### To be done
Gather from the listing below each line that includes the word "Read", and copy it.

### Stored data entries

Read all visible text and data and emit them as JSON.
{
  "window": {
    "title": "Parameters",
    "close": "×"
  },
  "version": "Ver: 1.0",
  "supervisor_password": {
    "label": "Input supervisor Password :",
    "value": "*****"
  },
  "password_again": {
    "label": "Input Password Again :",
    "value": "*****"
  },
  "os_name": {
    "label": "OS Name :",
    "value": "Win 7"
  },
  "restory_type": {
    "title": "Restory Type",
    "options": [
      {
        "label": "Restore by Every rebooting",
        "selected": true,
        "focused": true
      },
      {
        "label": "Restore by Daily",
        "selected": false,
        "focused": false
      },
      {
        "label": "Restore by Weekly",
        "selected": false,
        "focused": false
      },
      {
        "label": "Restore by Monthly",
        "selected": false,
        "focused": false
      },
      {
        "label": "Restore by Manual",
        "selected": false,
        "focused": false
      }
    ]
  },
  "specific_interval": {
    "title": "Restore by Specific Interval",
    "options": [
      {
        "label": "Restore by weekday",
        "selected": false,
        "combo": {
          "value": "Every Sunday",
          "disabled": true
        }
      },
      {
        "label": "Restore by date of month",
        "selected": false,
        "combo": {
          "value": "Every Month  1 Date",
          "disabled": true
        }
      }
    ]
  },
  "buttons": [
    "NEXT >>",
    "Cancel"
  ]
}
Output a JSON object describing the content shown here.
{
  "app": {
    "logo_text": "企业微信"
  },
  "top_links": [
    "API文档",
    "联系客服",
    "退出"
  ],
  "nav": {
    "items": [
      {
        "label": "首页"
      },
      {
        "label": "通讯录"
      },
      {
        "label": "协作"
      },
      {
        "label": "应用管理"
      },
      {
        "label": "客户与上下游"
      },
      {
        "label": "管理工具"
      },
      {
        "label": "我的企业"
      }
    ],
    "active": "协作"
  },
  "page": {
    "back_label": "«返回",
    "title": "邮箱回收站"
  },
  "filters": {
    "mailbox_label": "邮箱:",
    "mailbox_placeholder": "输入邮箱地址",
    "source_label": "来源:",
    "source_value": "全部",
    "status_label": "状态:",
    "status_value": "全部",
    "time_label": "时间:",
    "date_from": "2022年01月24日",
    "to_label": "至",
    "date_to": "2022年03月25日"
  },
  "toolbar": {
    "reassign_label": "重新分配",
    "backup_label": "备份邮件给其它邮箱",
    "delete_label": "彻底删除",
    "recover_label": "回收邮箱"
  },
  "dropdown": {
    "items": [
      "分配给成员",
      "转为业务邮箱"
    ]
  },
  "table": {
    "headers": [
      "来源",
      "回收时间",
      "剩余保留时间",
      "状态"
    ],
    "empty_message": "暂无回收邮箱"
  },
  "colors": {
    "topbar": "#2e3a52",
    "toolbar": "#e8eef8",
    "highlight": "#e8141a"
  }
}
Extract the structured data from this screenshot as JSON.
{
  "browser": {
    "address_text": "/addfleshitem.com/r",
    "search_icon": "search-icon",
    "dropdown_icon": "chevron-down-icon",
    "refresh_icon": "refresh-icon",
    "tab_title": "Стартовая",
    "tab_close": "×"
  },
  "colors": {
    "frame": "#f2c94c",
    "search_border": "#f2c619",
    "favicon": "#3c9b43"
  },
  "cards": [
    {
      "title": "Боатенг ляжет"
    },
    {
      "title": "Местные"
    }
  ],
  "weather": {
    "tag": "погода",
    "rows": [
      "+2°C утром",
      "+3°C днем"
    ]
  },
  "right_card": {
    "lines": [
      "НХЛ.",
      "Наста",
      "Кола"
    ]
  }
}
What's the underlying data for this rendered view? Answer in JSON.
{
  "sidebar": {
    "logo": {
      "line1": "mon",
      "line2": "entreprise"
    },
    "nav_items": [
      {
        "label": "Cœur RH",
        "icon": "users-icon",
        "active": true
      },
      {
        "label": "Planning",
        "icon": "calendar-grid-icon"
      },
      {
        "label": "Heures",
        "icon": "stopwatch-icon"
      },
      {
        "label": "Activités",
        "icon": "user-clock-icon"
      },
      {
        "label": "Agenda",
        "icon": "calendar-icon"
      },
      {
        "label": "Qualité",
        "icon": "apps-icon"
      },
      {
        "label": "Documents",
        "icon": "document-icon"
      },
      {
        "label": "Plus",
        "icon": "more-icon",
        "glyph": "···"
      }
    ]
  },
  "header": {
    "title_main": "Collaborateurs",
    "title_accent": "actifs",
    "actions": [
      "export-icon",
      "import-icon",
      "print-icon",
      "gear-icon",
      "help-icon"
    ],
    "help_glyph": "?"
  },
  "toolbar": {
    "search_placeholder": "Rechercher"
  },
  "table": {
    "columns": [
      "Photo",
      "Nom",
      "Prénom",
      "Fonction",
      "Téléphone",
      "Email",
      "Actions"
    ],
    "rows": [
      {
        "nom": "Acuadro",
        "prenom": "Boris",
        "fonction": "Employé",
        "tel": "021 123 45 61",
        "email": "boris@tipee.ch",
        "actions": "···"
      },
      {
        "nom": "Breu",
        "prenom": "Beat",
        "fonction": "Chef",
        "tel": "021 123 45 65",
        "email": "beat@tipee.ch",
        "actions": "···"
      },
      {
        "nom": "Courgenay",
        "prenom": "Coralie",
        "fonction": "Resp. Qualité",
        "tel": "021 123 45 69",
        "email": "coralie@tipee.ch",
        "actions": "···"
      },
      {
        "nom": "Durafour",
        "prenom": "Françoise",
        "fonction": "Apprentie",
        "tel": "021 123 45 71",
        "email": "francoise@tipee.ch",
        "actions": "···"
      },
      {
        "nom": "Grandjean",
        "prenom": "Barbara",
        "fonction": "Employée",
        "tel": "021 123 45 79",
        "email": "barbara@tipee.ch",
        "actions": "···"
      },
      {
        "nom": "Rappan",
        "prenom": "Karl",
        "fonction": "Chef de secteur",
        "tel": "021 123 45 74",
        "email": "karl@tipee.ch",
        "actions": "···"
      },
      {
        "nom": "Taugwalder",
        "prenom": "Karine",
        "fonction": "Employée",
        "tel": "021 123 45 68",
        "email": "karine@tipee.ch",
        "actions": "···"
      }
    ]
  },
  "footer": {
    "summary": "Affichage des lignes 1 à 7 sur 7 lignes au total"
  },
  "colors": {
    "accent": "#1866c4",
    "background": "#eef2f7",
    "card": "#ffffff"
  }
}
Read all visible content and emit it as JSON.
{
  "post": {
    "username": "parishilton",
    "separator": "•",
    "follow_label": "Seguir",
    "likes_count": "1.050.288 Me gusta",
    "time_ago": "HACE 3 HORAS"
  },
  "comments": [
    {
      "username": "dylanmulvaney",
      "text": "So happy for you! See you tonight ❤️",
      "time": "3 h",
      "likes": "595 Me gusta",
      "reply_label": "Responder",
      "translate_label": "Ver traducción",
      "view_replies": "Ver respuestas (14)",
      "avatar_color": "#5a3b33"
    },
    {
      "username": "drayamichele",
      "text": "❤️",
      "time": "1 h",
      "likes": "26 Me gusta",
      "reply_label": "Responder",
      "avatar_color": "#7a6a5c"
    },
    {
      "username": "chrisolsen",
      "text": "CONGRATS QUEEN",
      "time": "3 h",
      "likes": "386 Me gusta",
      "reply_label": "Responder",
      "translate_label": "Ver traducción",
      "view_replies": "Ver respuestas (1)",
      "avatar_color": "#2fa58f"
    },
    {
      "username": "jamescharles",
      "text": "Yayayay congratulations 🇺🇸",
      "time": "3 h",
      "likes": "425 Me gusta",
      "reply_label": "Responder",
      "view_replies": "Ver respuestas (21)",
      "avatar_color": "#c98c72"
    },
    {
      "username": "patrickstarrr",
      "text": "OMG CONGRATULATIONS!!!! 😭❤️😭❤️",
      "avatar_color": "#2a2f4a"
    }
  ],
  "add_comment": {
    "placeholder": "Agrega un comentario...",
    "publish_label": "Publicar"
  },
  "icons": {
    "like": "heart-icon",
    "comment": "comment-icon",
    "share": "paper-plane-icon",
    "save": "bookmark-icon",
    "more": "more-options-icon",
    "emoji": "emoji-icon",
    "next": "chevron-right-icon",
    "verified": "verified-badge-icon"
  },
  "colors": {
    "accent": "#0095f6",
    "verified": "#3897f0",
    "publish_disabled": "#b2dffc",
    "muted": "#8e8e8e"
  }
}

### Response
Read all visible text and data and emit them as JSON.
Read all visible content and emit it as JSON.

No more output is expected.